To be done - Read through the entries below and return each line with the word "title".

Collected data:
↓↓↓

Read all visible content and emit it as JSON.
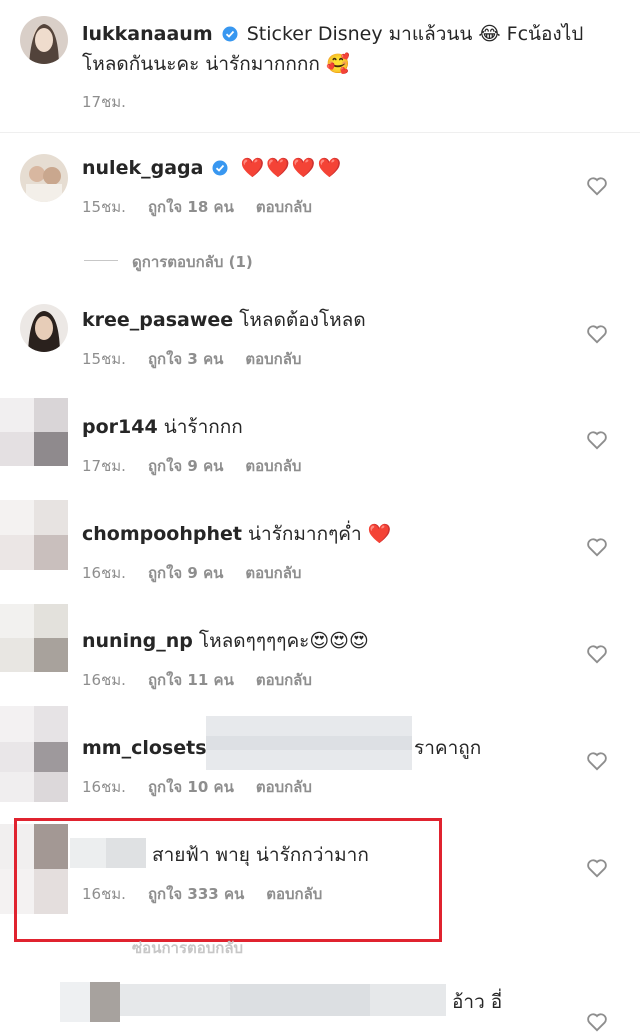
{
  "caption": {
    "username": "lukkanaaum",
    "text_line1": "Sticker Disney มาแล้วนน 😂 Fcน้องไป",
    "text_line2": "โหลดกันนะคะ น่ารักมากกกก 🥰",
    "time": "17ชม."
  },
  "comments": [
    {
      "username": "nulek_gaga",
      "text": "❤️❤️❤️❤️",
      "time": "15ชม.",
      "likes": "ถูกใจ 18 คน",
      "reply": "ตอบกลับ"
    },
    {
      "username": "kree_pasawee",
      "text": "โหลดต้องโหลด",
      "time": "15ชม.",
      "likes": "ถูกใจ 3 คน",
      "reply": "ตอบกลับ"
    },
    {
      "username": "por144",
      "text": "น่าร้ากกก",
      "time": "17ชม.",
      "likes": "ถูกใจ 9 คน",
      "reply": "ตอบกลับ"
    },
    {
      "username": "chompoohphet",
      "text": "น่ารักมากๆค่ำ ❤️",
      "time": "16ชม.",
      "likes": "ถูกใจ 9 คน",
      "reply": "ตอบกลับ"
    },
    {
      "username": "nuning_np",
      "text": "โหลดๆๆๆๆคะ😍😍😍",
      "time": "16ชม.",
      "likes": "ถูกใจ 11 คน",
      "reply": "ตอบกลับ"
    },
    {
      "username": "mm_closets",
      "text": "ราคาถูก",
      "time": "16ชม.",
      "likes": "ถูกใจ 10 คน",
      "reply": "ตอบกลับ"
    },
    {
      "username": "",
      "text": "สายฟ้า พายุ น่ารักกว่ามาก",
      "time": "16ชม.",
      "likes": "ถูกใจ 333 คน",
      "reply": "ตอบกลับ"
    },
    {
      "username": "",
      "text": "อ้าว อี่",
      "time": "",
      "likes": "",
      "reply": ""
    }
  ],
  "view_replies": "ดูการตอบกลับ (1)",
  "hidden_replies": "ซ่อนการตอบกลับ",
  "colors": {
    "verified": "#3897f0",
    "highlight": "#e0232f",
    "meta": "#8e8e8e",
    "heart_outline": "#8e8e8e"
  },
  "icons": [
    "verified-badge-icon",
    "heart-outline-icon",
    "red-heart-emoji-icon"
  ]
}
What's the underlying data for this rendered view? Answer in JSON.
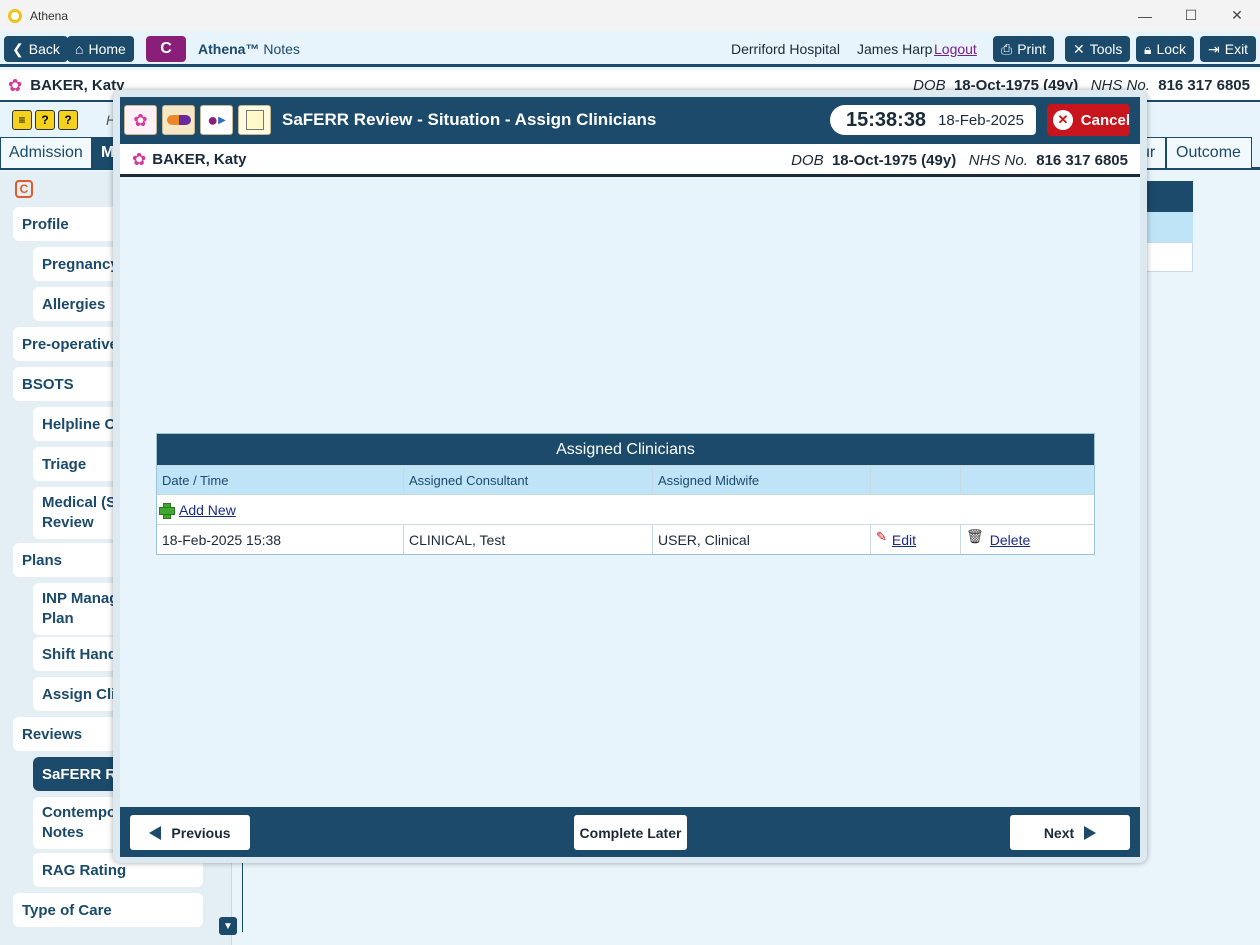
{
  "window": {
    "title": "Athena",
    "controls": [
      "—",
      "☐",
      "✕"
    ]
  },
  "topbar": {
    "back_label": "Back",
    "home_label": "Home",
    "c_label": "C",
    "brand_name": "Athena™",
    "brand_suffix": "Notes",
    "hospital": "Derriford Hospital",
    "user": "James Harp",
    "logout_label": "Logout",
    "print_label": "Print",
    "tools_label": "Tools",
    "lock_label": "Lock",
    "exit_label": "Exit"
  },
  "patient": {
    "name": "BAKER, Katy",
    "dob_label": "DOB",
    "dob_value": "18-Oct-1975 (49y)",
    "nhs_label": "NHS No.",
    "nhs_value": "816 317 6805"
  },
  "strip": {
    "h_label": "H"
  },
  "tabs": [
    {
      "label": "Admission"
    },
    {
      "label": "M"
    }
  ],
  "bg_tabs": [
    {
      "label": "ur"
    },
    {
      "label": "Outcome"
    }
  ],
  "sidebar": {
    "c_badge": "C",
    "items": [
      {
        "label": "Profile"
      },
      {
        "label": "Pregnancy"
      },
      {
        "label": "Allergies"
      },
      {
        "label": "Pre-operative"
      },
      {
        "label": "BSOTS"
      },
      {
        "label": "Helpline Co"
      },
      {
        "label": "Triage"
      },
      {
        "label": "Medical (Sa\nReview"
      },
      {
        "label": "Plans"
      },
      {
        "label": "INP Manag\nPlan"
      },
      {
        "label": "Shift Hando"
      },
      {
        "label": "Assign Clin"
      },
      {
        "label": "Reviews"
      },
      {
        "label": "SaFERR Rev"
      },
      {
        "label": "Contempor\nNotes"
      },
      {
        "label": "RAG Rating"
      },
      {
        "label": "Type of Care"
      }
    ]
  },
  "modal": {
    "title": "SaFERR Review - Situation - Assign Clinicians",
    "time": "15:38:38",
    "date": "18-Feb-2025",
    "cancel_label": "Cancel",
    "table": {
      "caption": "Assigned Clinicians",
      "headers": [
        "Date / Time",
        "Assigned Consultant",
        "Assigned Midwife",
        "",
        ""
      ],
      "add_new_label": "Add New",
      "rows": [
        {
          "datetime": "18-Feb-2025 15:38",
          "consultant": "CLINICAL, Test",
          "midwife": "USER, Clinical",
          "edit_label": "Edit",
          "delete_label": "Delete"
        }
      ]
    },
    "footer": {
      "previous_label": "Previous",
      "complete_later_label": "Complete Later",
      "next_label": "Next"
    }
  },
  "colors": {
    "primary": "#1b4a6b",
    "accent_purple": "#8a1f79",
    "cancel_red": "#c8141c",
    "header_light": "#bfe3f7"
  }
}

↑↑↑

Result -
    "title": "Athena",
    "title": "SaFERR Review - Situation - Assign Clinicians",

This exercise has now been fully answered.